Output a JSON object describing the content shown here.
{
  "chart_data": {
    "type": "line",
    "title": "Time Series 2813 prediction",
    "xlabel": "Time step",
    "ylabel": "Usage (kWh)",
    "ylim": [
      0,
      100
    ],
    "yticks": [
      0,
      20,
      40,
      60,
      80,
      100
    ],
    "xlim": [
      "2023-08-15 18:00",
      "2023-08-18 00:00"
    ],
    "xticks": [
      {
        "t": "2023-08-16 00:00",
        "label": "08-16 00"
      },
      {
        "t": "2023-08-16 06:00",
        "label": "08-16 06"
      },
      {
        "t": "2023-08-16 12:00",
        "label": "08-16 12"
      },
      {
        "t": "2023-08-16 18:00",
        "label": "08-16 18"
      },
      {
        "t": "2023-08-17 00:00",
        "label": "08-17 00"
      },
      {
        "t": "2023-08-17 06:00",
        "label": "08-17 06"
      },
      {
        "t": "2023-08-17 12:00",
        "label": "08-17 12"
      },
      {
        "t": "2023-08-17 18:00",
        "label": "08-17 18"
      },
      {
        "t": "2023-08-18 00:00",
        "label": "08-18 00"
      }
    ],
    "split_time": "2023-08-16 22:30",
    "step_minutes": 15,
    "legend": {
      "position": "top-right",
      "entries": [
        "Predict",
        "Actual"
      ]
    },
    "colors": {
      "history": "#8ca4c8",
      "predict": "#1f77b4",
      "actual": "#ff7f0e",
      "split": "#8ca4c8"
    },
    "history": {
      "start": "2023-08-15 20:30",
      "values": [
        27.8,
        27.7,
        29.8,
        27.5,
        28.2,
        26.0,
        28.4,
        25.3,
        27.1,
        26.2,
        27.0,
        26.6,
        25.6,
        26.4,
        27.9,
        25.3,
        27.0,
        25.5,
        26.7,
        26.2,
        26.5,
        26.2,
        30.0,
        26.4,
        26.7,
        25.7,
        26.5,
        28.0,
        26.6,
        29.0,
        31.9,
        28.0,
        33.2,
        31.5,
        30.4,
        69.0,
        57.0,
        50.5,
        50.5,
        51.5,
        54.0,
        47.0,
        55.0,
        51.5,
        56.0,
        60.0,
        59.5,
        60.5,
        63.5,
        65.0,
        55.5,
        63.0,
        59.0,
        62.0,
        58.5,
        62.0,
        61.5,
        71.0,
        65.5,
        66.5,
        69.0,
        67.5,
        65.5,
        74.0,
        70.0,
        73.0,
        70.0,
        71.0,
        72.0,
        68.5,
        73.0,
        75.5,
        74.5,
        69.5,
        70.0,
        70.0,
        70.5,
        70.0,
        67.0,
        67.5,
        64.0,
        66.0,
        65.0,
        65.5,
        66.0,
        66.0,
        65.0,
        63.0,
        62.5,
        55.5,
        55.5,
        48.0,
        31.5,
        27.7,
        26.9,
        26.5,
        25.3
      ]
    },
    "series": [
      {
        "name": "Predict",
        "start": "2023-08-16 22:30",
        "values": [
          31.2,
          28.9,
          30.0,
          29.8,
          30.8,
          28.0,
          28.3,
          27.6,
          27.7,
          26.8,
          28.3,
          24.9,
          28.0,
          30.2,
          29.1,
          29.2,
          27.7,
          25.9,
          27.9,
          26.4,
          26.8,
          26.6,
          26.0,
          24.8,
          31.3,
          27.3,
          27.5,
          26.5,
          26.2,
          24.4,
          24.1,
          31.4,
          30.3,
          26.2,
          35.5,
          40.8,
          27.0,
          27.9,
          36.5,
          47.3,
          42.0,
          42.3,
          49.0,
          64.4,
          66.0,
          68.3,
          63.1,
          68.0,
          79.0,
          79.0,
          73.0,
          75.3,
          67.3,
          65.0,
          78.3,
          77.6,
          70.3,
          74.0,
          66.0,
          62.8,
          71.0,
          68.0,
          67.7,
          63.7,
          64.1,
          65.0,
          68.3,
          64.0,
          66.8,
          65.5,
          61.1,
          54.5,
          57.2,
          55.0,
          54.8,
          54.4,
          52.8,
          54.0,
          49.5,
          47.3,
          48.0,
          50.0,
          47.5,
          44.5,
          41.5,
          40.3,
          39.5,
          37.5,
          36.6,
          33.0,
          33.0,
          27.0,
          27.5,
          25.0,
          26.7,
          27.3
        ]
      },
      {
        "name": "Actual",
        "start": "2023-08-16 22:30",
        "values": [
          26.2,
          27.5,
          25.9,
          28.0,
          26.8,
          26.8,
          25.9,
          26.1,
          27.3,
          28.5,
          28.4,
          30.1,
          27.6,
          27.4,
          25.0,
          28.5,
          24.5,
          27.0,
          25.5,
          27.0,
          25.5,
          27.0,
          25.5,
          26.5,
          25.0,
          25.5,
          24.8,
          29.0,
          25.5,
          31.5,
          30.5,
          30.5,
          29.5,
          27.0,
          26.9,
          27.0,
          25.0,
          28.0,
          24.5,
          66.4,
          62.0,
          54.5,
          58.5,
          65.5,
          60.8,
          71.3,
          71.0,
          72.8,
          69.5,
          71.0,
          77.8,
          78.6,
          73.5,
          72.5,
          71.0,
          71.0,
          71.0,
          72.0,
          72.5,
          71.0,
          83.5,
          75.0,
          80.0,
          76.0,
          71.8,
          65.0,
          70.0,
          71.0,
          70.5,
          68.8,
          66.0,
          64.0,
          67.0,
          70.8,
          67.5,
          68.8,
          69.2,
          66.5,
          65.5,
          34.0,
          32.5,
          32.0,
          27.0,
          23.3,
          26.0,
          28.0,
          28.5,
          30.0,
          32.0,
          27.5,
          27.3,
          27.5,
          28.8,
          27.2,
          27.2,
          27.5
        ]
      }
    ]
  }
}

[WHAT TO PRODUCE]:
Copy all of the material word for word.

[COMPLETED EXERCISE]:
Output a JSON object describing the content shown here.
{
  "chart_data": {
    "type": "line",
    "title": "Time Series 2813 prediction",
    "xlabel": "Time step",
    "ylabel": "Usage (kWh)",
    "ylim": [
      0,
      100
    ],
    "yticks": [
      0,
      20,
      40,
      60,
      80,
      100
    ],
    "xlim": [
      "2023-08-15 18:00",
      "2023-08-18 00:00"
    ],
    "xticks": [
      {
        "t": "2023-08-16 00:00",
        "label": "08-16 00"
      },
      {
        "t": "2023-08-16 06:00",
        "label": "08-16 06"
      },
      {
        "t": "2023-08-16 12:00",
        "label": "08-16 12"
      },
      {
        "t": "2023-08-16 18:00",
        "label": "08-16 18"
      },
      {
        "t": "2023-08-17 00:00",
        "label": "08-17 00"
      },
      {
        "t": "2023-08-17 06:00",
        "label": "08-17 06"
      },
      {
        "t": "2023-08-17 12:00",
        "label": "08-17 12"
      },
      {
        "t": "2023-08-17 18:00",
        "label": "08-17 18"
      },
      {
        "t": "2023-08-18 00:00",
        "label": "08-18 00"
      }
    ],
    "split_time": "2023-08-16 22:30",
    "step_minutes": 15,
    "legend": {
      "position": "top-right",
      "entries": [
        "Predict",
        "Actual"
      ]
    },
    "colors": {
      "history": "#8ca4c8",
      "predict": "#1f77b4",
      "actual": "#ff7f0e",
      "split": "#8ca4c8"
    },
    "history": {
      "start": "2023-08-15 20:30",
      "values": [
        27.8,
        27.7,
        29.8,
        27.5,
        28.2,
        26.0,
        28.4,
        25.3,
        27.1,
        26.2,
        27.0,
        26.6,
        25.6,
        26.4,
        27.9,
        25.3,
        27.0,
        25.5,
        26.7,
        26.2,
        26.5,
        26.2,
        30.0,
        26.4,
        26.7,
        25.7,
        26.5,
        28.0,
        26.6,
        29.0,
        31.9,
        28.0,
        33.2,
        31.5,
        30.4,
        69.0,
        57.0,
        50.5,
        50.5,
        51.5,
        54.0,
        47.0,
        55.0,
        51.5,
        56.0,
        60.0,
        59.5,
        60.5,
        63.5,
        65.0,
        55.5,
        63.0,
        59.0,
        62.0,
        58.5,
        62.0,
        61.5,
        71.0,
        65.5,
        66.5,
        69.0,
        67.5,
        65.5,
        74.0,
        70.0,
        73.0,
        70.0,
        71.0,
        72.0,
        68.5,
        73.0,
        75.5,
        74.5,
        69.5,
        70.0,
        70.0,
        70.5,
        70.0,
        67.0,
        67.5,
        64.0,
        66.0,
        65.0,
        65.5,
        66.0,
        66.0,
        65.0,
        63.0,
        62.5,
        55.5,
        55.5,
        48.0,
        31.5,
        27.7,
        26.9,
        26.5,
        25.3
      ]
    },
    "series": [
      {
        "name": "Predict",
        "start": "2023-08-16 22:30",
        "values": [
          31.2,
          28.9,
          30.0,
          29.8,
          30.8,
          28.0,
          28.3,
          27.6,
          27.7,
          26.8,
          28.3,
          24.9,
          28.0,
          30.2,
          29.1,
          29.2,
          27.7,
          25.9,
          27.9,
          26.4,
          26.8,
          26.6,
          26.0,
          24.8,
          31.3,
          27.3,
          27.5,
          26.5,
          26.2,
          24.4,
          24.1,
          31.4,
          30.3,
          26.2,
          35.5,
          40.8,
          27.0,
          27.9,
          36.5,
          47.3,
          42.0,
          42.3,
          49.0,
          64.4,
          66.0,
          68.3,
          63.1,
          68.0,
          79.0,
          79.0,
          73.0,
          75.3,
          67.3,
          65.0,
          78.3,
          77.6,
          70.3,
          74.0,
          66.0,
          62.8,
          71.0,
          68.0,
          67.7,
          63.7,
          64.1,
          65.0,
          68.3,
          64.0,
          66.8,
          65.5,
          61.1,
          54.5,
          57.2,
          55.0,
          54.8,
          54.4,
          52.8,
          54.0,
          49.5,
          47.3,
          48.0,
          50.0,
          47.5,
          44.5,
          41.5,
          40.3,
          39.5,
          37.5,
          36.6,
          33.0,
          33.0,
          27.0,
          27.5,
          25.0,
          26.7,
          27.3
        ]
      },
      {
        "name": "Actual",
        "start": "2023-08-16 22:30",
        "values": [
          26.2,
          27.5,
          25.9,
          28.0,
          26.8,
          26.8,
          25.9,
          26.1,
          27.3,
          28.5,
          28.4,
          30.1,
          27.6,
          27.4,
          25.0,
          28.5,
          24.5,
          27.0,
          25.5,
          27.0,
          25.5,
          27.0,
          25.5,
          26.5,
          25.0,
          25.5,
          24.8,
          29.0,
          25.5,
          31.5,
          30.5,
          30.5,
          29.5,
          27.0,
          26.9,
          27.0,
          25.0,
          28.0,
          24.5,
          66.4,
          62.0,
          54.5,
          58.5,
          65.5,
          60.8,
          71.3,
          71.0,
          72.8,
          69.5,
          71.0,
          77.8,
          78.6,
          73.5,
          72.5,
          71.0,
          71.0,
          71.0,
          72.0,
          72.5,
          71.0,
          83.5,
          75.0,
          80.0,
          76.0,
          71.8,
          65.0,
          70.0,
          71.0,
          70.5,
          68.8,
          66.0,
          64.0,
          67.0,
          70.8,
          67.5,
          68.8,
          69.2,
          66.5,
          65.5,
          34.0,
          32.5,
          32.0,
          27.0,
          23.3,
          26.0,
          28.0,
          28.5,
          30.0,
          32.0,
          27.5,
          27.3,
          27.5,
          28.8,
          27.2,
          27.2,
          27.5
        ]
      }
    ]
  }
}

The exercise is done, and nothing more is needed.